◆ TASK INSTRUCTIONS
Identify every line containing the word "选取样本" and reproduce each one.

◆ DATASET
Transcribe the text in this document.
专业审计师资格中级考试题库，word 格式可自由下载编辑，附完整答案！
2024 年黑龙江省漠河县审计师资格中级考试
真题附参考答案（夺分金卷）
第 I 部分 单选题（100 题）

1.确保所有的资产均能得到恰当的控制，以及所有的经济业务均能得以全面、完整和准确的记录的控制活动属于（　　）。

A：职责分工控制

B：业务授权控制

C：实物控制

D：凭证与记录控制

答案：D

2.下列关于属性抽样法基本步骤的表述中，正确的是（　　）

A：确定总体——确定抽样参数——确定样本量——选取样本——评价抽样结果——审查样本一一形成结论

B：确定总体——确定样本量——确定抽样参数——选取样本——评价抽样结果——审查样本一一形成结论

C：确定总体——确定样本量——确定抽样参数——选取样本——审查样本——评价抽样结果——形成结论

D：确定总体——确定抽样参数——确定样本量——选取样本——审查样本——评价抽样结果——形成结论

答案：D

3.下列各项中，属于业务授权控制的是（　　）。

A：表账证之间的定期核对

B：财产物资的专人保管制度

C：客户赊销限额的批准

◆ SOLVED PROBLEM
A：确定总体——确定抽样参数——确定样本量——选取样本——评价抽样结果——审查样本一一形成结论
B：确定总体——确定样本量——确定抽样参数——选取样本——评价抽样结果——审查样本一一形成结论
C：确定总体——确定样本量——确定抽样参数——选取样本——审查样本——评价抽样结果——形成结论
D：确定总体——确定抽样参数——确定样本量——选取样本——审查样本——评价抽样结果——形成结论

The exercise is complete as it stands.